- _Task_
Your reply should be one number: the count of lines holding the word "watermark".

>> begin Data lines

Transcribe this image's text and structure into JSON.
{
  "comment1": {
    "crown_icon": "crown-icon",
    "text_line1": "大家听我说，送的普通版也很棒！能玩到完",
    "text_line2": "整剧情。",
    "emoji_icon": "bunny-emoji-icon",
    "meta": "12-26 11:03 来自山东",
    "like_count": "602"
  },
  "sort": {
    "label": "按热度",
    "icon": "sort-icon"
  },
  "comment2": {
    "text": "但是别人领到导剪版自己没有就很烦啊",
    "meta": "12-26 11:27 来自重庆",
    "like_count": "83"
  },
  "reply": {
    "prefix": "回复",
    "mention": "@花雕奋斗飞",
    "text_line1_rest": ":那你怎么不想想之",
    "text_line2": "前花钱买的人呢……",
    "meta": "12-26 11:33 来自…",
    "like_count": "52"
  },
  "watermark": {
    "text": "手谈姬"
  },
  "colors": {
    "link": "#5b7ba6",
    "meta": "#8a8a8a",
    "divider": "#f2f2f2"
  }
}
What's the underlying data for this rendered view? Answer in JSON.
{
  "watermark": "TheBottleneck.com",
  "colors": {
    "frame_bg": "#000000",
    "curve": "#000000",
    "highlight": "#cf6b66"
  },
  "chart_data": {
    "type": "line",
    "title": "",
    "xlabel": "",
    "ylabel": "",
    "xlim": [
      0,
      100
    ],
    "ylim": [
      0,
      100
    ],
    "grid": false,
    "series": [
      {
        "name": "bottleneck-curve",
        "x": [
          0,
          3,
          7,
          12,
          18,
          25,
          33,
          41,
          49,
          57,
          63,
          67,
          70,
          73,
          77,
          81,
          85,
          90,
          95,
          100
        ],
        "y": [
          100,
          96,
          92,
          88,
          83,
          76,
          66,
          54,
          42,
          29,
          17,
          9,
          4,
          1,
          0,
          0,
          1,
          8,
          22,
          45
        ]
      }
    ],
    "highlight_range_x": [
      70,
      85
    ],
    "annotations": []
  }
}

>> end Data lines

- _Answer to this exercise_
2